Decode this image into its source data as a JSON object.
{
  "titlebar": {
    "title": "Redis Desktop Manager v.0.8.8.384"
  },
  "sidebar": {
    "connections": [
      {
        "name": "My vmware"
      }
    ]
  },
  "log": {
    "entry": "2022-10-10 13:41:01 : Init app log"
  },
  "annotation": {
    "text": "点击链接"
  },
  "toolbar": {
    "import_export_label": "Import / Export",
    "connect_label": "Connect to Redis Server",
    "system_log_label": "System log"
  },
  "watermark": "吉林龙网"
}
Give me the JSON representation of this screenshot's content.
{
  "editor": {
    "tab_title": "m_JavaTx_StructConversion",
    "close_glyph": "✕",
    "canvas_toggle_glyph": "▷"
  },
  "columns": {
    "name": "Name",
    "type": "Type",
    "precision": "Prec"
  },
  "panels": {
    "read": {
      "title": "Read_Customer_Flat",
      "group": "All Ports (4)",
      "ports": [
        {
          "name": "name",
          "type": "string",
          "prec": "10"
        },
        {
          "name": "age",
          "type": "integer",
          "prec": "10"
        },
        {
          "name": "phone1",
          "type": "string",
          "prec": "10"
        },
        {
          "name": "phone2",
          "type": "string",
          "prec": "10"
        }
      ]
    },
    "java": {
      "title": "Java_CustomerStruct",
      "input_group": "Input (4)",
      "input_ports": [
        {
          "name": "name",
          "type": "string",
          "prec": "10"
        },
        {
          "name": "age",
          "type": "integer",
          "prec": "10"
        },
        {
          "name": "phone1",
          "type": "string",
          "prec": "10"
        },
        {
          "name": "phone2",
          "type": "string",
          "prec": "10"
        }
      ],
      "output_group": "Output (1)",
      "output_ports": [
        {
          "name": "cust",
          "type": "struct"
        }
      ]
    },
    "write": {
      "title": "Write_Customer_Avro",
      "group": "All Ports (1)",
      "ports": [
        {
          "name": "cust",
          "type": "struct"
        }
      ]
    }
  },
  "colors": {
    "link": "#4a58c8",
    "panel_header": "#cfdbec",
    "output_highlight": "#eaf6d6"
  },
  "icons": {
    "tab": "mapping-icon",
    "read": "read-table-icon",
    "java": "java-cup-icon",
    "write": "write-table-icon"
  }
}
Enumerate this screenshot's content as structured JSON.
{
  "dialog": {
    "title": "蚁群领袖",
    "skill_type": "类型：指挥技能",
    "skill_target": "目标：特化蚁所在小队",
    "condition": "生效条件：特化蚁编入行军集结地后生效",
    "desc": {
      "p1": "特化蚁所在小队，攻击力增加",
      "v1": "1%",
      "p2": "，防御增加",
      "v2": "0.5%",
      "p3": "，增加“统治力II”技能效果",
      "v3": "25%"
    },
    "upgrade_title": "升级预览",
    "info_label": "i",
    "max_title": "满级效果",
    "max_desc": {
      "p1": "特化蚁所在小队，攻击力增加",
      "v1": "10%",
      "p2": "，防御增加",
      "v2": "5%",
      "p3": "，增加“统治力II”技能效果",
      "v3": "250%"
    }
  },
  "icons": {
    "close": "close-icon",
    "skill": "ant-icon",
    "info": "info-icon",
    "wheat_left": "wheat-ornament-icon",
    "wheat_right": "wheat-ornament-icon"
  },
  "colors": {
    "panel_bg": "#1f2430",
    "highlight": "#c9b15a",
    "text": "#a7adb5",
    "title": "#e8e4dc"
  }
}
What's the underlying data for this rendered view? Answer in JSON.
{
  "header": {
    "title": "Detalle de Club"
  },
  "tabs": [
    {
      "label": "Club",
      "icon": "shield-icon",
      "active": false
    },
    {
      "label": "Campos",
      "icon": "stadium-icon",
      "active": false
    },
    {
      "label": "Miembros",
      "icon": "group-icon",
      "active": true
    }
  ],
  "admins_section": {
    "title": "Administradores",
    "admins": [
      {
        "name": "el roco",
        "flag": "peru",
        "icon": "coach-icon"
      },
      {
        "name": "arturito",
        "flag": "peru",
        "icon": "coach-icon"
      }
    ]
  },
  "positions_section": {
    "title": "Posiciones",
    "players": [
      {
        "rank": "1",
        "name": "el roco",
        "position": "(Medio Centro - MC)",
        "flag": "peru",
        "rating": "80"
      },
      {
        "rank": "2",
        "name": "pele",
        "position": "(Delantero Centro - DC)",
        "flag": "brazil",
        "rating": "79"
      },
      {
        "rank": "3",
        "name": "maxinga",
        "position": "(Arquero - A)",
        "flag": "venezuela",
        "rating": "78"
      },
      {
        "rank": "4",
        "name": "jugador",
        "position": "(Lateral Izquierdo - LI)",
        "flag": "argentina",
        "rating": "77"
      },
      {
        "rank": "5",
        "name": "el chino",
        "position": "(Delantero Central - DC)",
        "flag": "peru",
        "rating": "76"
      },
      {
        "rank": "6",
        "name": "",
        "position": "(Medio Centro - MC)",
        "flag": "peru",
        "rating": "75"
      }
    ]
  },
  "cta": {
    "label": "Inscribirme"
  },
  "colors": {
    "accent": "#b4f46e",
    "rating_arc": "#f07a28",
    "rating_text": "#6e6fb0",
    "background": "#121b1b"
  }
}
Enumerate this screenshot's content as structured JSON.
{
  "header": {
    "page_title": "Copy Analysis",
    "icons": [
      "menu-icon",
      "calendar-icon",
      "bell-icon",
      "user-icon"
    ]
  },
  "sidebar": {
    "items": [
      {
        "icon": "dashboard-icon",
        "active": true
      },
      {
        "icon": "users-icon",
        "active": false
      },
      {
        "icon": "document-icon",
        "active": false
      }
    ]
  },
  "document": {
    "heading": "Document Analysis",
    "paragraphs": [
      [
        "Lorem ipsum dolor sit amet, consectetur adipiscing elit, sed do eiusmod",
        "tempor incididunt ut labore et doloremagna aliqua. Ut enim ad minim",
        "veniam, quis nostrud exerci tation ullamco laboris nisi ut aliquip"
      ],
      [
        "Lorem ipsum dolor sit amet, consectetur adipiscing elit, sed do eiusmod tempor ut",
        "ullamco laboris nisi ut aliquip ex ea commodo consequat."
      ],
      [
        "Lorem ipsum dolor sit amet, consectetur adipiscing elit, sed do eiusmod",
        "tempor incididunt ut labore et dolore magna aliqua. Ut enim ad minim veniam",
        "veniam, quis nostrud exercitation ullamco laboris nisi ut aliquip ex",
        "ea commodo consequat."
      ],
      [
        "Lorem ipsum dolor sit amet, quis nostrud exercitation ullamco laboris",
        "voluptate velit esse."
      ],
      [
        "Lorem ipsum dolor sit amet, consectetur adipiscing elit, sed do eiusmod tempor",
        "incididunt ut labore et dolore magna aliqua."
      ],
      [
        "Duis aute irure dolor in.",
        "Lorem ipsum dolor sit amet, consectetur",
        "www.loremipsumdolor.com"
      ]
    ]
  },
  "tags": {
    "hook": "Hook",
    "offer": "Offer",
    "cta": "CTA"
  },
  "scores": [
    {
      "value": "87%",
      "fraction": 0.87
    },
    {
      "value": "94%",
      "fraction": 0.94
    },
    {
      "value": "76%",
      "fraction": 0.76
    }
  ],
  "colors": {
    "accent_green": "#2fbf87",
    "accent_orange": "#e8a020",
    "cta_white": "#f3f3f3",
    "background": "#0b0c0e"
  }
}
□ □ □
→ Exercise aim
List all lines in the material containing the string "exercitation".

→ Answer to this exercise
        "veniam, quis nostrud exercitation ullamco laboris nisi ut aliquip ex",
        "Lorem ipsum dolor sit amet, quis nostrud exercitation ullamco laboris",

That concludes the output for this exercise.